Excerpts from a figure dataset:
-- begin --

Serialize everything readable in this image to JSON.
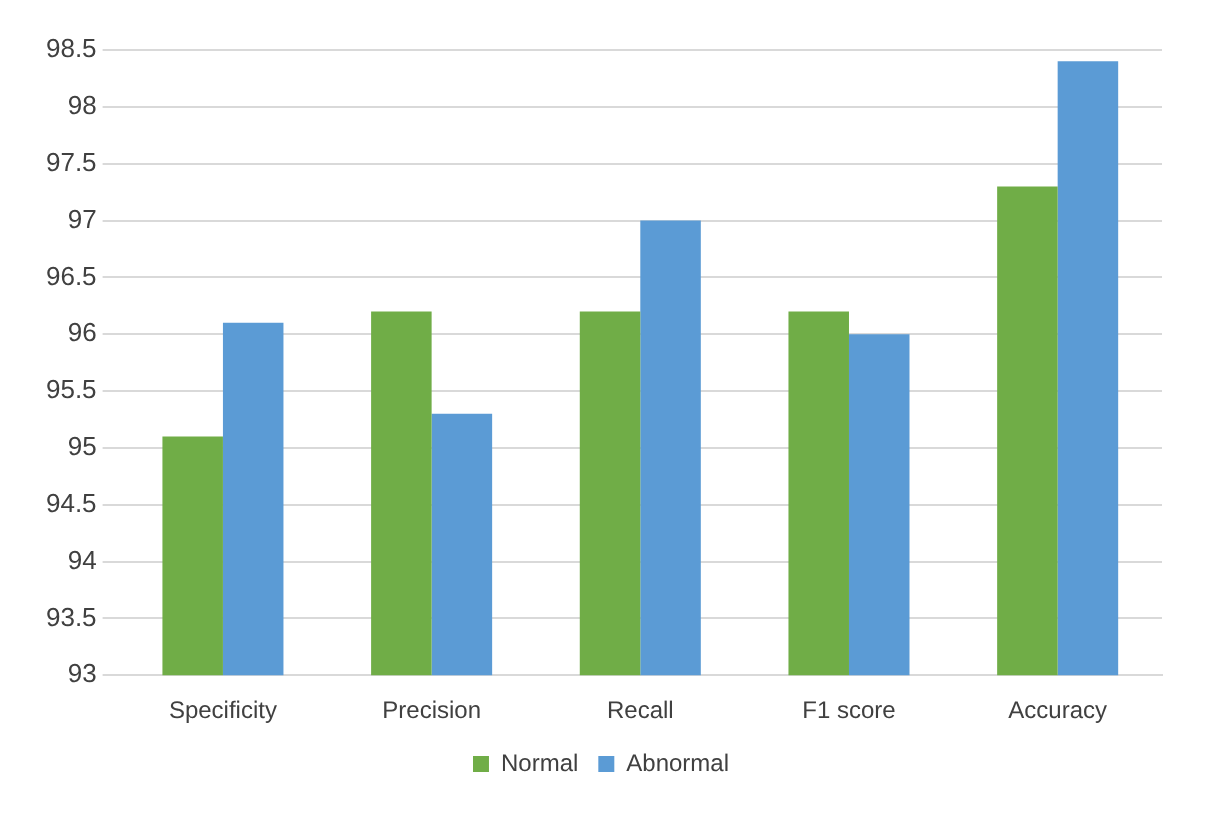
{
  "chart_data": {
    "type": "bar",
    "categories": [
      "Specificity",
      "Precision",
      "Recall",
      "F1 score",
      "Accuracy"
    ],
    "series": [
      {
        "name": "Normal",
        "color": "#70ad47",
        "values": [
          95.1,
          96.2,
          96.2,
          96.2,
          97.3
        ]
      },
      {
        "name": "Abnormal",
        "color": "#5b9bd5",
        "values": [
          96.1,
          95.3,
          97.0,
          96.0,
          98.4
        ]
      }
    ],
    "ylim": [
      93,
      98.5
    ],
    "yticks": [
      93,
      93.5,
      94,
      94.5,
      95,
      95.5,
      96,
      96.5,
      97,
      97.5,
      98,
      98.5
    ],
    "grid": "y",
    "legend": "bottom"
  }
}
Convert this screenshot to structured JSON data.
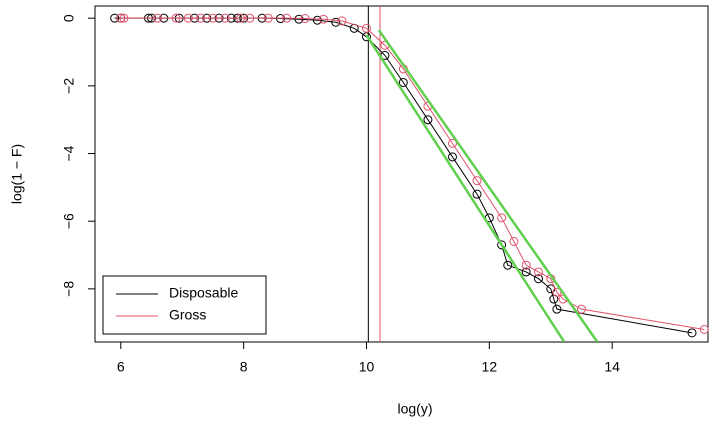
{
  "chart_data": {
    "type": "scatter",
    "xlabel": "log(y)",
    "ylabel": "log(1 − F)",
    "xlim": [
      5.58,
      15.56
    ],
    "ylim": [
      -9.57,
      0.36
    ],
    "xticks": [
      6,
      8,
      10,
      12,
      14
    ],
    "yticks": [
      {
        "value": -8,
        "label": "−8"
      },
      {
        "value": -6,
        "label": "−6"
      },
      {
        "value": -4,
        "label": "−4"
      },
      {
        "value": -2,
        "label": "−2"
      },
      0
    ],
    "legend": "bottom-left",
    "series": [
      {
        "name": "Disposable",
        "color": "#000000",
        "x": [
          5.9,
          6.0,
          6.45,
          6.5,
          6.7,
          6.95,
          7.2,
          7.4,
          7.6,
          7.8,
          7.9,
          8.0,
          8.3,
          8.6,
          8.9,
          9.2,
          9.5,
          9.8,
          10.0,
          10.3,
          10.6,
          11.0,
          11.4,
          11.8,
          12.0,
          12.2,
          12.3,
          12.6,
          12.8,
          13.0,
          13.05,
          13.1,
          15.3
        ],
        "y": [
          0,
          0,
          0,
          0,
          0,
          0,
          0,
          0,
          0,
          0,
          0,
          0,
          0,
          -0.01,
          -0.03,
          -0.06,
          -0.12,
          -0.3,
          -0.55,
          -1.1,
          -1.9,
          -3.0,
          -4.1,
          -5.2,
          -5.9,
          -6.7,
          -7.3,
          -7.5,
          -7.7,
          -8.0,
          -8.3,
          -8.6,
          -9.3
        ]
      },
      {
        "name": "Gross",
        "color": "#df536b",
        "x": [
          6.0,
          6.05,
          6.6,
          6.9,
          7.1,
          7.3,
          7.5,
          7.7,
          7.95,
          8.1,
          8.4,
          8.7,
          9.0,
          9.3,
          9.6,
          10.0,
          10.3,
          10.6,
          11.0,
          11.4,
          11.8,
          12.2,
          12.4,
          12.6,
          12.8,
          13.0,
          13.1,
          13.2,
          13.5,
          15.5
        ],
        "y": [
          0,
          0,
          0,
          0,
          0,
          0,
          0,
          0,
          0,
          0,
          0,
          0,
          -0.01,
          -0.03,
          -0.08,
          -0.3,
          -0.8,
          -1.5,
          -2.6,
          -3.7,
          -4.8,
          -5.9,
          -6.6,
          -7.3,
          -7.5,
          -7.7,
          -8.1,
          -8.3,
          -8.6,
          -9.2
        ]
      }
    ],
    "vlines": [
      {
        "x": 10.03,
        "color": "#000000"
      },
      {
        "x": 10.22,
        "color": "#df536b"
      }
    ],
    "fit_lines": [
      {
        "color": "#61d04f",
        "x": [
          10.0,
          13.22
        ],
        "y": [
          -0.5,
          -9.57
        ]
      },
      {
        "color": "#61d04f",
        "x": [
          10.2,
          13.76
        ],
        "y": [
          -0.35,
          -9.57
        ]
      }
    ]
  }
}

-- end --

▶ [Task brief]: Look through the data above. Each line containing the word "JSON" needs to be copied.

▶ [Finished answer]:
Serialize everything readable in this image to JSON.
Convert this screenshot to structured JSON data.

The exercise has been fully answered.